§ **Dataset rows**
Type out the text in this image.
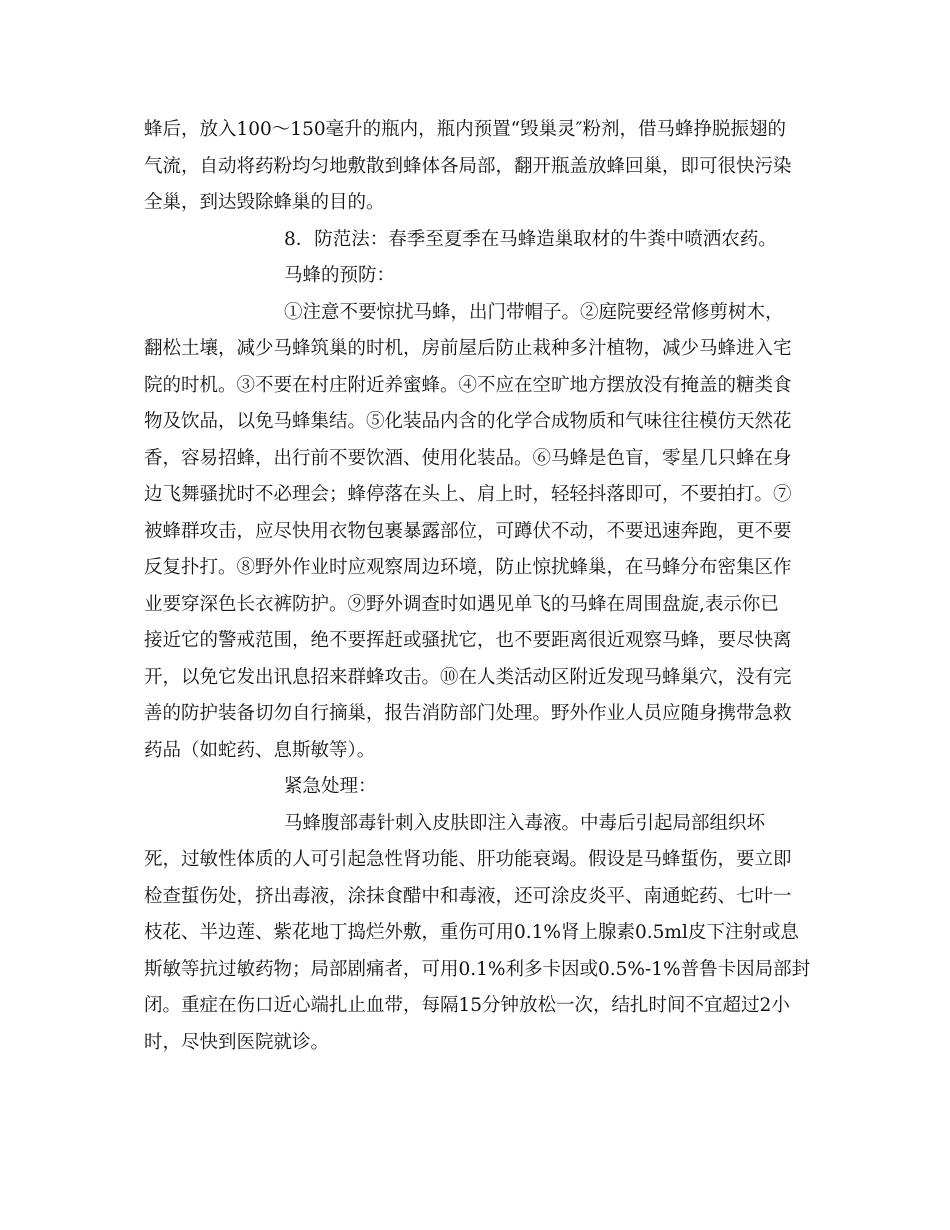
蜂后，放入100～150毫升的瓶内，瓶内预置“毁巢灵″粉剂，借马蜂挣脱振翅的
气流，自动将药粉均匀地敷散到蜂体各局部，翻开瓶盖放蜂回巢，即可很快污染
全巢，到达毁除蜂巢的目的。
8．防范法：春季至夏季在马蜂造巢取材的牛粪中喷洒农药。
马蜂的预防：
①注意不要惊扰马蜂，出门带帽子。②庭院要经常修剪树木，
翻松土壤，减少马蜂筑巢的时机，房前屋后防止栽种多汁植物，减少马蜂进入宅
院的时机。③不要在村庄附近养蜜蜂。④不应在空旷地方摆放没有掩盖的糖类食
物及饮品，以免马蜂集结。⑤化装品内含的化学合成物质和气味往往模仿天然花
香，容易招蜂，出行前不要饮酒、使用化装品。⑥马蜂是色盲，零星几只蜂在身
边飞舞骚扰时不必理会；蜂停落在头上、肩上时，轻轻抖落即可，不要拍打。⑦
被蜂群攻击，应尽快用衣物包裹暴露部位，可蹲伏不动，不要迅速奔跑，更不要
反复扑打。⑧野外作业时应观察周边环境，防止惊扰蜂巢，在马蜂分布密集区作
业要穿深色长衣裤防护。⑨野外调查时如遇见单飞的马蜂在周围盘旋,表示你已
接近它的警戒范围，绝不要挥赶或骚扰它，也不要距离很近观察马蜂，要尽快离
开，以免它发出讯息招来群蜂攻击。⑩在人类活动区附近发现马蜂巢穴，没有完
善的防护装备切勿自行摘巢，报告消防部门处理。野外作业人员应随身携带急救
药品（如蛇药、息斯敏等）。
紧急处理：
马蜂腹部毒针刺入皮肤即注入毒液。中毒后引起局部组织坏
死，过敏性体质的人可引起急性肾功能、肝功能衰竭。假设是马蜂蜇伤，要立即
检查蜇伤处，挤出毒液，涂抹食醋中和毒液，还可涂皮炎平、南通蛇药、七叶一
枝花、半边莲、紫花地丁捣烂外敷，重伤可用0.1%肾上腺素0.5ml皮下注射或息
斯敏等抗过敏药物；局部剧痛者，可用0.1%利多卡因或0.5%-1%普鲁卡因局部封
闭。重症在伤口近心端扎止血带，每隔15分钟放松一次，结扎时间不宜超过2小
时，尽快到医院就诊。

§ **Problem description**
Your task is to reproduce all of the material exactly. The pictures stay out.

§ **Result**
Type out the text in this image.
蜂后，放入100～150毫升的瓶内，瓶内预置“毁巢灵″粉剂，借马蜂挣脱振翅的
气流，自动将药粉均匀地敷散到蜂体各局部，翻开瓶盖放蜂回巢，即可很快污染
全巢，到达毁除蜂巢的目的。
8．防范法：春季至夏季在马蜂造巢取材的牛粪中喷洒农药。
马蜂的预防：
①注意不要惊扰马蜂，出门带帽子。②庭院要经常修剪树木，
翻松土壤，减少马蜂筑巢的时机，房前屋后防止栽种多汁植物，减少马蜂进入宅
院的时机。③不要在村庄附近养蜜蜂。④不应在空旷地方摆放没有掩盖的糖类食
物及饮品，以免马蜂集结。⑤化装品内含的化学合成物质和气味往往模仿天然花
香，容易招蜂，出行前不要饮酒、使用化装品。⑥马蜂是色盲，零星几只蜂在身
边飞舞骚扰时不必理会；蜂停落在头上、肩上时，轻轻抖落即可，不要拍打。⑦
被蜂群攻击，应尽快用衣物包裹暴露部位，可蹲伏不动，不要迅速奔跑，更不要
反复扑打。⑧野外作业时应观察周边环境，防止惊扰蜂巢，在马蜂分布密集区作
业要穿深色长衣裤防护。⑨野外调查时如遇见单飞的马蜂在周围盘旋,表示你已
接近它的警戒范围，绝不要挥赶或骚扰它，也不要距离很近观察马蜂，要尽快离
开，以免它发出讯息招来群蜂攻击。⑩在人类活动区附近发现马蜂巢穴，没有完
善的防护装备切勿自行摘巢，报告消防部门处理。野外作业人员应随身携带急救
药品（如蛇药、息斯敏等）。
紧急处理：
马蜂腹部毒针刺入皮肤即注入毒液。中毒后引起局部组织坏
死，过敏性体质的人可引起急性肾功能、肝功能衰竭。假设是马蜂蜇伤，要立即
检查蜇伤处，挤出毒液，涂抹食醋中和毒液，还可涂皮炎平、南通蛇药、七叶一
枝花、半边莲、紫花地丁捣烂外敷，重伤可用0.1%肾上腺素0.5ml皮下注射或息
斯敏等抗过敏药物；局部剧痛者，可用0.1%利多卡因或0.5%-1%普鲁卡因局部封
闭。重症在伤口近心端扎止血带，每隔15分钟放松一次，结扎时间不宜超过2小
时，尽快到医院就诊。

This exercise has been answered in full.